▸ Input:
============
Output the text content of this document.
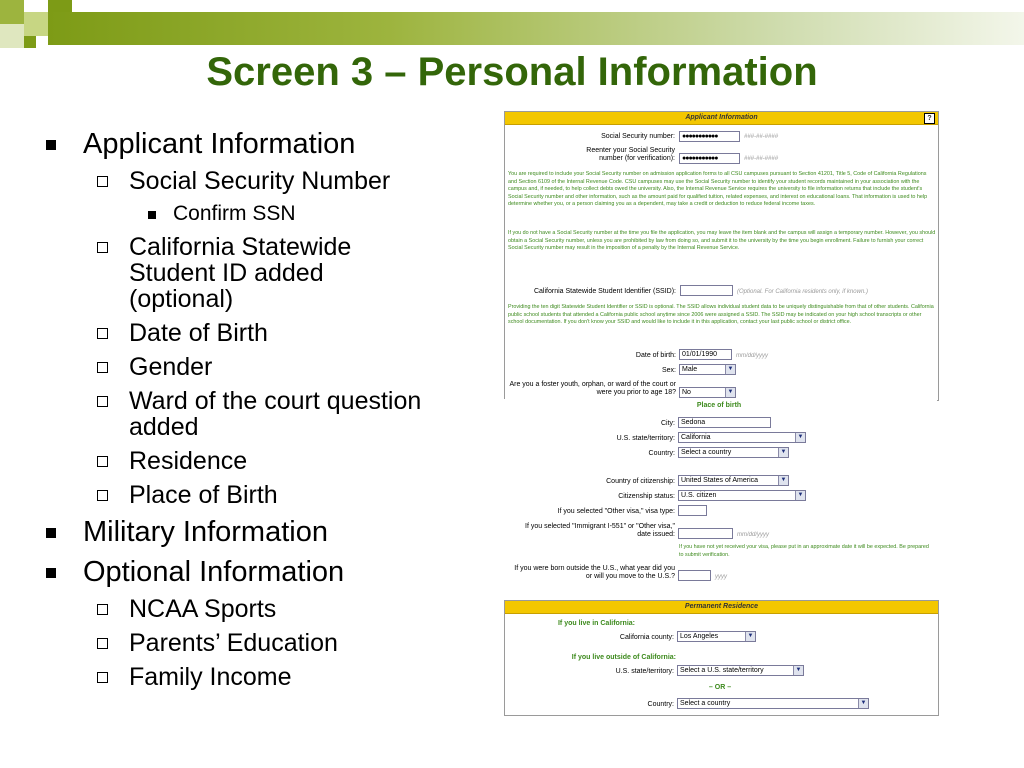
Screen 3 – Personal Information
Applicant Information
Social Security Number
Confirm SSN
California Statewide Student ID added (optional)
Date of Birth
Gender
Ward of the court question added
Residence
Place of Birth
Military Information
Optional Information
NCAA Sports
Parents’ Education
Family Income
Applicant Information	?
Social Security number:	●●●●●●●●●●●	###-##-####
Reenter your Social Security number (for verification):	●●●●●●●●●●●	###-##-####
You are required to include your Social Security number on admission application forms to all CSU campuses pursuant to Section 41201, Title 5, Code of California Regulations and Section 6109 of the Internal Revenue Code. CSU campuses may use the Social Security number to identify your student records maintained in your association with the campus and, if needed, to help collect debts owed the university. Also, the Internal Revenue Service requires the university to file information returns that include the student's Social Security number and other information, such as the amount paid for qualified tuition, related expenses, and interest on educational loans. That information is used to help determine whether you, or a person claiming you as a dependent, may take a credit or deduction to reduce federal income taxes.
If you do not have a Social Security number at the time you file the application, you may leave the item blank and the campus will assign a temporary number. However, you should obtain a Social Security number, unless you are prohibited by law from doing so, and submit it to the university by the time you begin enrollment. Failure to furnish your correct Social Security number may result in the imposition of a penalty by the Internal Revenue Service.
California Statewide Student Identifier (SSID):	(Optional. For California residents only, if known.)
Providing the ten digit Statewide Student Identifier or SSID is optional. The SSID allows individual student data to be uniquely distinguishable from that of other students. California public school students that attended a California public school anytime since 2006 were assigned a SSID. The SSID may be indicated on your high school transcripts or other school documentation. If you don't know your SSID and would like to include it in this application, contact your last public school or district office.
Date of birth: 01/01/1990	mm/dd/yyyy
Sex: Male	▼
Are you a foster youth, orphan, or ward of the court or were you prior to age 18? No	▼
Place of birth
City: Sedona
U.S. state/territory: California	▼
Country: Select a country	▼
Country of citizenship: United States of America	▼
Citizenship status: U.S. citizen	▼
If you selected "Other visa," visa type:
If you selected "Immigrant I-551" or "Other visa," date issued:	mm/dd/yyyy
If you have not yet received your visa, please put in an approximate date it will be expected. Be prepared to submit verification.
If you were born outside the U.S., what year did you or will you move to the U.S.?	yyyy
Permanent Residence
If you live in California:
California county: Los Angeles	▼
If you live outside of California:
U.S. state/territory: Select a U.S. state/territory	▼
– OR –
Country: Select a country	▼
============
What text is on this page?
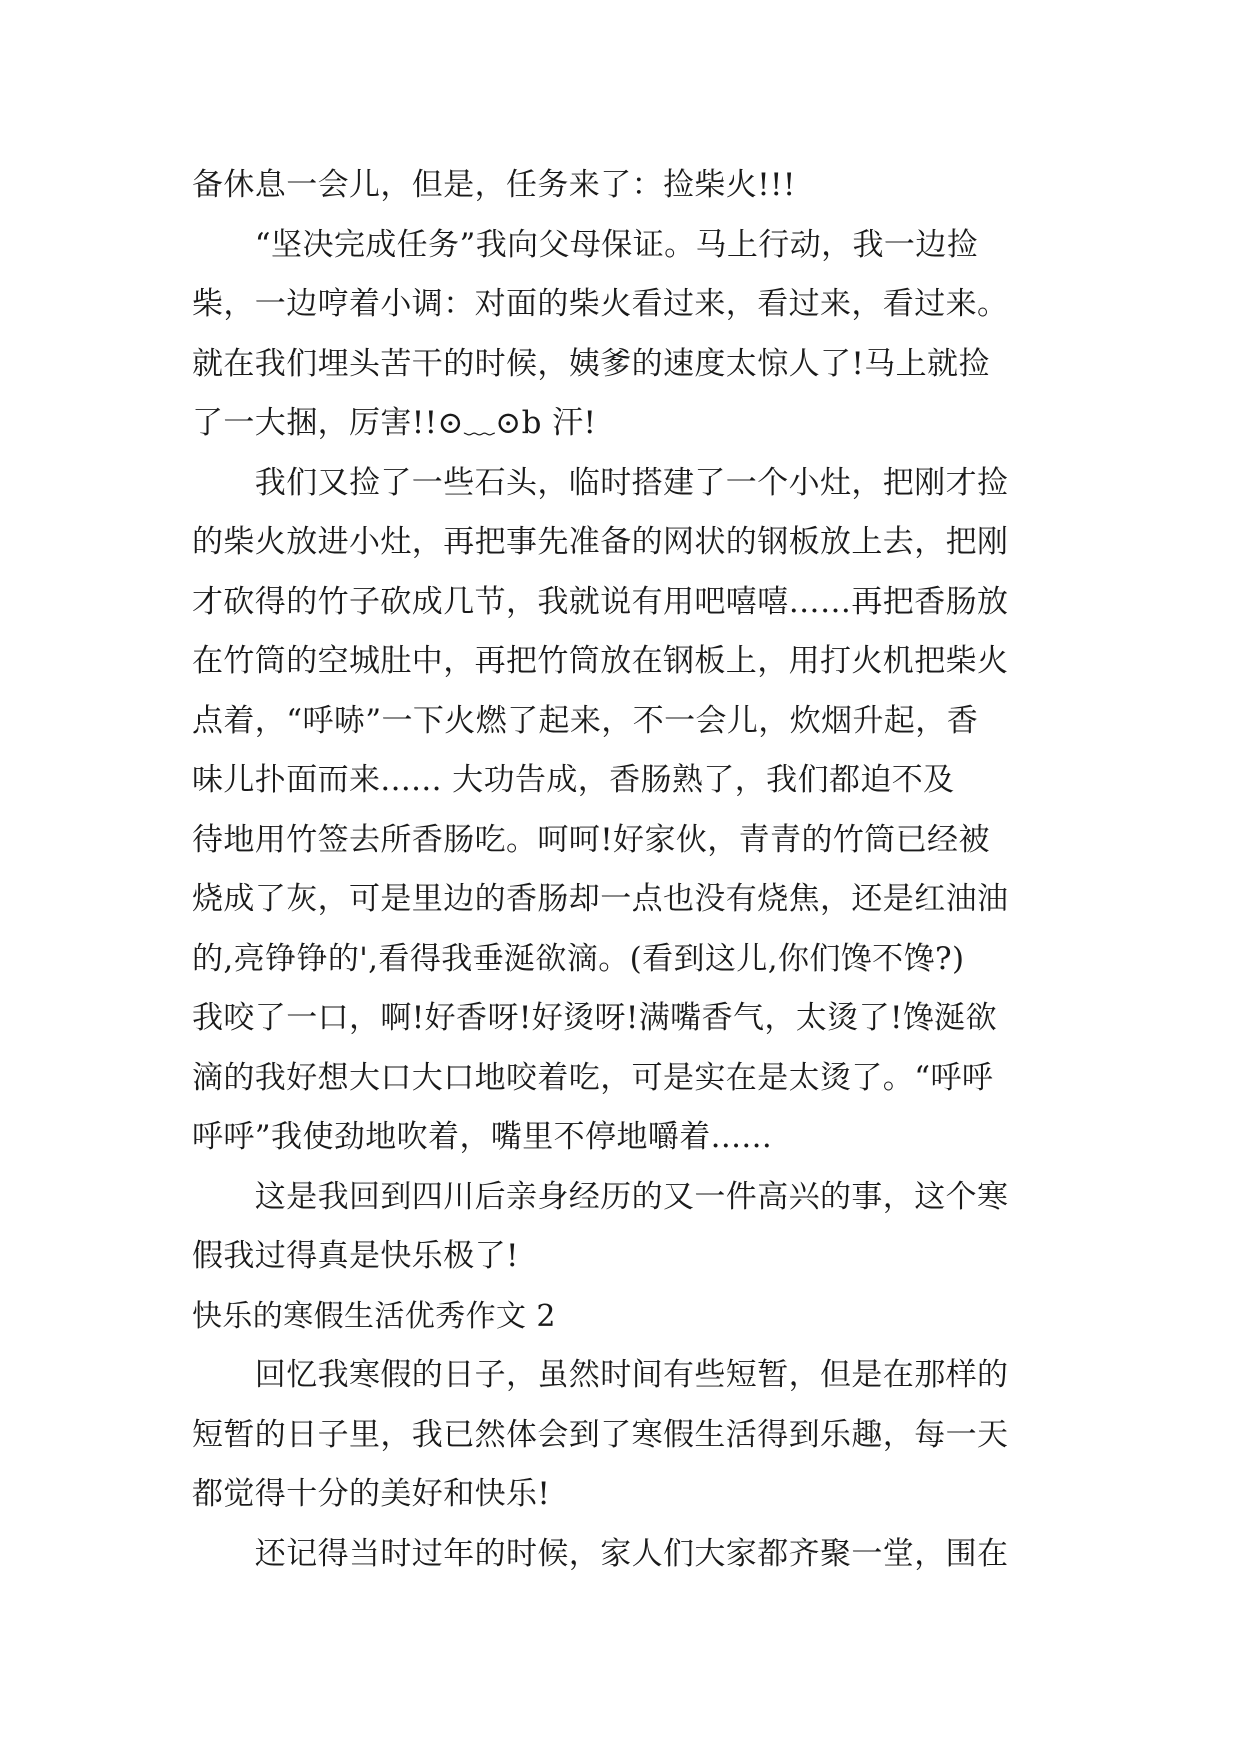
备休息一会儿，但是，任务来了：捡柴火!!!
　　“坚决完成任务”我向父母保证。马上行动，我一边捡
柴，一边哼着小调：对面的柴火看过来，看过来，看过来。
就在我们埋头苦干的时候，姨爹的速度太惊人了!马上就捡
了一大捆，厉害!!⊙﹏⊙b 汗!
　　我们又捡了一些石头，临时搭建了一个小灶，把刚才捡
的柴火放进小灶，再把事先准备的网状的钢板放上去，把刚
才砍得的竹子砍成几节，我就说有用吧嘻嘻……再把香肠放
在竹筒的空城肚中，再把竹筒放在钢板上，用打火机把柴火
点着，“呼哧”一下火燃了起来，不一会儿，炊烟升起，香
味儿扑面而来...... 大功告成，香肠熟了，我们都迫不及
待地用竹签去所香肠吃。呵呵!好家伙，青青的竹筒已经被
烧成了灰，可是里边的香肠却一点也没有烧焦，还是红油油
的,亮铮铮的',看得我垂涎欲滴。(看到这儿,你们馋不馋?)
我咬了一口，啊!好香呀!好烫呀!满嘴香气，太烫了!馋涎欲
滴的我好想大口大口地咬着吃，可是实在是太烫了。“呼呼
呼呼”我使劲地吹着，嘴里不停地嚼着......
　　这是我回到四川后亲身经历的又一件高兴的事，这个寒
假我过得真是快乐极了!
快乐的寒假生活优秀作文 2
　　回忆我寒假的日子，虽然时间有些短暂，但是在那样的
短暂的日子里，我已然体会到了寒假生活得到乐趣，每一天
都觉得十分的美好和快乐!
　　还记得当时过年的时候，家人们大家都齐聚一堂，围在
============
In the material above, find each line that contains the word "selected", and select it.

▸ Complete answer:
If you selected "Other visa," visa type:
If you selected "Immigrant I-551" or "Other visa," date issued:	mm/dd/yyyy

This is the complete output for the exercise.